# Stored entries
┏━━

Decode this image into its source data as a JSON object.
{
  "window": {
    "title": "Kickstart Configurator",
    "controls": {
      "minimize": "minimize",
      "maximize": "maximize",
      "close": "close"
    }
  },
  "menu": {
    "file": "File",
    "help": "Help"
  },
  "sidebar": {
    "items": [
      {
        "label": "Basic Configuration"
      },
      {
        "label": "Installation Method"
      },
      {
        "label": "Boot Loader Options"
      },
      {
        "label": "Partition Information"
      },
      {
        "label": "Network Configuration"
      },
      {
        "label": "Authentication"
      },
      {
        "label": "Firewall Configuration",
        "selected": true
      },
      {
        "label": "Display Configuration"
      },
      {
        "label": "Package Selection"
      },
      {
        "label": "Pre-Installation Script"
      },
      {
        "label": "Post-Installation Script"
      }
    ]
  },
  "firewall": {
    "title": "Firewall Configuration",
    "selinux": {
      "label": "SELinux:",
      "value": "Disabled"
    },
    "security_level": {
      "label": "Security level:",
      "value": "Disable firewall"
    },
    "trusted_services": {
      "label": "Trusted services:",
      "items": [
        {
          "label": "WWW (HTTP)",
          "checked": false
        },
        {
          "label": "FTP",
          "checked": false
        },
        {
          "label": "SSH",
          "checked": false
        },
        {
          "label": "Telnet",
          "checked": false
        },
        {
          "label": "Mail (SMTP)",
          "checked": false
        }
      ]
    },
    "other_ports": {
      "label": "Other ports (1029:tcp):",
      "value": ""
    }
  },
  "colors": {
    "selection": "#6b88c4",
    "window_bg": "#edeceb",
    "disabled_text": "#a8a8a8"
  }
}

┗━━

# Problem statement
Your task is to repeat the data exactly, with nothing left out.

# Written solution
Decode this image into its source data as a JSON object.
{
  "window": {
    "title": "Kickstart Configurator",
    "controls": {
      "minimize": "minimize",
      "maximize": "maximize",
      "close": "close"
    }
  },
  "menu": {
    "file": "File",
    "help": "Help"
  },
  "sidebar": {
    "items": [
      {
        "label": "Basic Configuration"
      },
      {
        "label": "Installation Method"
      },
      {
        "label": "Boot Loader Options"
      },
      {
        "label": "Partition Information"
      },
      {
        "label": "Network Configuration"
      },
      {
        "label": "Authentication"
      },
      {
        "label": "Firewall Configuration",
        "selected": true
      },
      {
        "label": "Display Configuration"
      },
      {
        "label": "Package Selection"
      },
      {
        "label": "Pre-Installation Script"
      },
      {
        "label": "Post-Installation Script"
      }
    ]
  },
  "firewall": {
    "title": "Firewall Configuration",
    "selinux": {
      "label": "SELinux:",
      "value": "Disabled"
    },
    "security_level": {
      "label": "Security level:",
      "value": "Disable firewall"
    },
    "trusted_services": {
      "label": "Trusted services:",
      "items": [
        {
          "label": "WWW (HTTP)",
          "checked": false
        },
        {
          "label": "FTP",
          "checked": false
        },
        {
          "label": "SSH",
          "checked": false
        },
        {
          "label": "Telnet",
          "checked": false
        },
        {
          "label": "Mail (SMTP)",
          "checked": false
        }
      ]
    },
    "other_ports": {
      "label": "Other ports (1029:tcp):",
      "value": ""
    }
  },
  "colors": {
    "selection": "#6b88c4",
    "window_bg": "#edeceb",
    "disabled_text": "#a8a8a8"
  }
}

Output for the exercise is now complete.